_PROBLEM DETAILS_: Retype the material in full, keeping every word the same.

-------- RECORDS FOR THE EXERCISE --------

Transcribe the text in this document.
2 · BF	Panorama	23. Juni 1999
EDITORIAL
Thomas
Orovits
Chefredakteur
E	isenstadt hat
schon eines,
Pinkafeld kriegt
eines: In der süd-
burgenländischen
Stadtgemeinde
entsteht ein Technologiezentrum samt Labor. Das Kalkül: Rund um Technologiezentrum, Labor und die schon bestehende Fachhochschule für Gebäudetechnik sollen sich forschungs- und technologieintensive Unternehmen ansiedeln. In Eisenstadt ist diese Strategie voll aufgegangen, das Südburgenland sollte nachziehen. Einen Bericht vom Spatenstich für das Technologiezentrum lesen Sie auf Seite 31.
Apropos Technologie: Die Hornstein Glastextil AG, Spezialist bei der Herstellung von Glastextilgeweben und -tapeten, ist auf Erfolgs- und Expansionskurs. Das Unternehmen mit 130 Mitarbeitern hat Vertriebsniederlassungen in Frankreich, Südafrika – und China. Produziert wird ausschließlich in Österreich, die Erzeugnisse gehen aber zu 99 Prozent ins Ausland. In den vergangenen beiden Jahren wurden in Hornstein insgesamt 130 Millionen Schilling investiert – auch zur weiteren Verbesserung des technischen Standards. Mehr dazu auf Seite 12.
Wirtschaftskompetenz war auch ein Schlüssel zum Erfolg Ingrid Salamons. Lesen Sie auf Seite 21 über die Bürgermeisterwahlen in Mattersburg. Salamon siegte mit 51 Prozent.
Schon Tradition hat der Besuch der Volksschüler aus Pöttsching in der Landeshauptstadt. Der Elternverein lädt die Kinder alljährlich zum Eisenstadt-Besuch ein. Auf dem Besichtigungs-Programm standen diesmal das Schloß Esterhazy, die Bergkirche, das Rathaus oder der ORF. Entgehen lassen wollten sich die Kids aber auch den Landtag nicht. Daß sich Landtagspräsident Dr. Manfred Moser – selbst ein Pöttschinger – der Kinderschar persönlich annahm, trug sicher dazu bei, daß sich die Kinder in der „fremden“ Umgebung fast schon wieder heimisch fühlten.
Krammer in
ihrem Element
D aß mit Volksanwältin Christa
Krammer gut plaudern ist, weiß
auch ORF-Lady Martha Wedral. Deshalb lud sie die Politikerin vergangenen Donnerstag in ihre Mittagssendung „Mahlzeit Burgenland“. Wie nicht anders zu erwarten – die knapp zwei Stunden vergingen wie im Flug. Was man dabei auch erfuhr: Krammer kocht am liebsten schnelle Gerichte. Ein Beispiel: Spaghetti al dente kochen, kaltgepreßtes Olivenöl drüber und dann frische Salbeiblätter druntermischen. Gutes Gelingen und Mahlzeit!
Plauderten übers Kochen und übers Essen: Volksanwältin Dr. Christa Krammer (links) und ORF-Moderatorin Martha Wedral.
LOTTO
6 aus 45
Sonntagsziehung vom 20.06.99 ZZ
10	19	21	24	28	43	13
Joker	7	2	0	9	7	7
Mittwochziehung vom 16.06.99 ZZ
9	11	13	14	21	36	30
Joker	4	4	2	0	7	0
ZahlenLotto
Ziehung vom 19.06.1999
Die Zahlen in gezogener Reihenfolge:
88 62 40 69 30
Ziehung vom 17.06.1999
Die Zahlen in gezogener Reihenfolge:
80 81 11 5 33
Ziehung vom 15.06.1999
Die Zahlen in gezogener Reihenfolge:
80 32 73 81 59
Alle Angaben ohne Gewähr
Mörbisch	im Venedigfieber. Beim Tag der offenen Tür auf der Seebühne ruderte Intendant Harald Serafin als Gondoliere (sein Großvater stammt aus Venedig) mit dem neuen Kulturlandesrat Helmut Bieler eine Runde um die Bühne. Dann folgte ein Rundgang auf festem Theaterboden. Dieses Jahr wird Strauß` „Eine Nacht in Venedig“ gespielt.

--------

_FULL RESPONSE_:
Transcribe the text in this document.
2 · BF	Panorama	23. Juni 1999
EDITORIAL
Thomas
Orovits
Chefredakteur
E	isenstadt hat
schon eines,
Pinkafeld kriegt
eines: In der süd-
burgenländischen
Stadtgemeinde
entsteht ein Technologiezentrum samt Labor. Das Kalkül: Rund um Technologiezentrum, Labor und die schon bestehende Fachhochschule für Gebäudetechnik sollen sich forschungs- und technologieintensive Unternehmen ansiedeln. In Eisenstadt ist diese Strategie voll aufgegangen, das Südburgenland sollte nachziehen. Einen Bericht vom Spatenstich für das Technologiezentrum lesen Sie auf Seite 31.
Apropos Technologie: Die Hornstein Glastextil AG, Spezialist bei der Herstellung von Glastextilgeweben und -tapeten, ist auf Erfolgs- und Expansionskurs. Das Unternehmen mit 130 Mitarbeitern hat Vertriebsniederlassungen in Frankreich, Südafrika – und China. Produziert wird ausschließlich in Österreich, die Erzeugnisse gehen aber zu 99 Prozent ins Ausland. In den vergangenen beiden Jahren wurden in Hornstein insgesamt 130 Millionen Schilling investiert – auch zur weiteren Verbesserung des technischen Standards. Mehr dazu auf Seite 12.
Wirtschaftskompetenz war auch ein Schlüssel zum Erfolg Ingrid Salamons. Lesen Sie auf Seite 21 über die Bürgermeisterwahlen in Mattersburg. Salamon siegte mit 51 Prozent.
Schon Tradition hat der Besuch der Volksschüler aus Pöttsching in der Landeshauptstadt. Der Elternverein lädt die Kinder alljährlich zum Eisenstadt-Besuch ein. Auf dem Besichtigungs-Programm standen diesmal das Schloß Esterhazy, die Bergkirche, das Rathaus oder der ORF. Entgehen lassen wollten sich die Kids aber auch den Landtag nicht. Daß sich Landtagspräsident Dr. Manfred Moser – selbst ein Pöttschinger – der Kinderschar persönlich annahm, trug sicher dazu bei, daß sich die Kinder in der „fremden“ Umgebung fast schon wieder heimisch fühlten.
Krammer in
ihrem Element
D aß mit Volksanwältin Christa
Krammer gut plaudern ist, weiß
auch ORF-Lady Martha Wedral. Deshalb lud sie die Politikerin vergangenen Donnerstag in ihre Mittagssendung „Mahlzeit Burgenland“. Wie nicht anders zu erwarten – die knapp zwei Stunden vergingen wie im Flug. Was man dabei auch erfuhr: Krammer kocht am liebsten schnelle Gerichte. Ein Beispiel: Spaghetti al dente kochen, kaltgepreßtes Olivenöl drüber und dann frische Salbeiblätter druntermischen. Gutes Gelingen und Mahlzeit!
Plauderten übers Kochen und übers Essen: Volksanwältin Dr. Christa Krammer (links) und ORF-Moderatorin Martha Wedral.
LOTTO
6 aus 45
Sonntagsziehung vom 20.06.99 ZZ
10	19	21	24	28	43	13
Joker	7	2	0	9	7	7
Mittwochziehung vom 16.06.99 ZZ
9	11	13	14	21	36	30
Joker	4	4	2	0	7	0
ZahlenLotto
Ziehung vom 19.06.1999
Die Zahlen in gezogener Reihenfolge:
88 62 40 69 30
Ziehung vom 17.06.1999
Die Zahlen in gezogener Reihenfolge:
80 81 11 5 33
Ziehung vom 15.06.1999
Die Zahlen in gezogener Reihenfolge:
80 32 73 81 59
Alle Angaben ohne Gewähr
Mörbisch	im Venedigfieber. Beim Tag der offenen Tür auf der Seebühne ruderte Intendant Harald Serafin als Gondoliere (sein Großvater stammt aus Venedig) mit dem neuen Kulturlandesrat Helmut Bieler eine Runde um die Bühne. Dann folgte ein Rundgang auf festem Theaterboden. Dieses Jahr wird Strauß` „Eine Nacht in Venedig“ gespielt.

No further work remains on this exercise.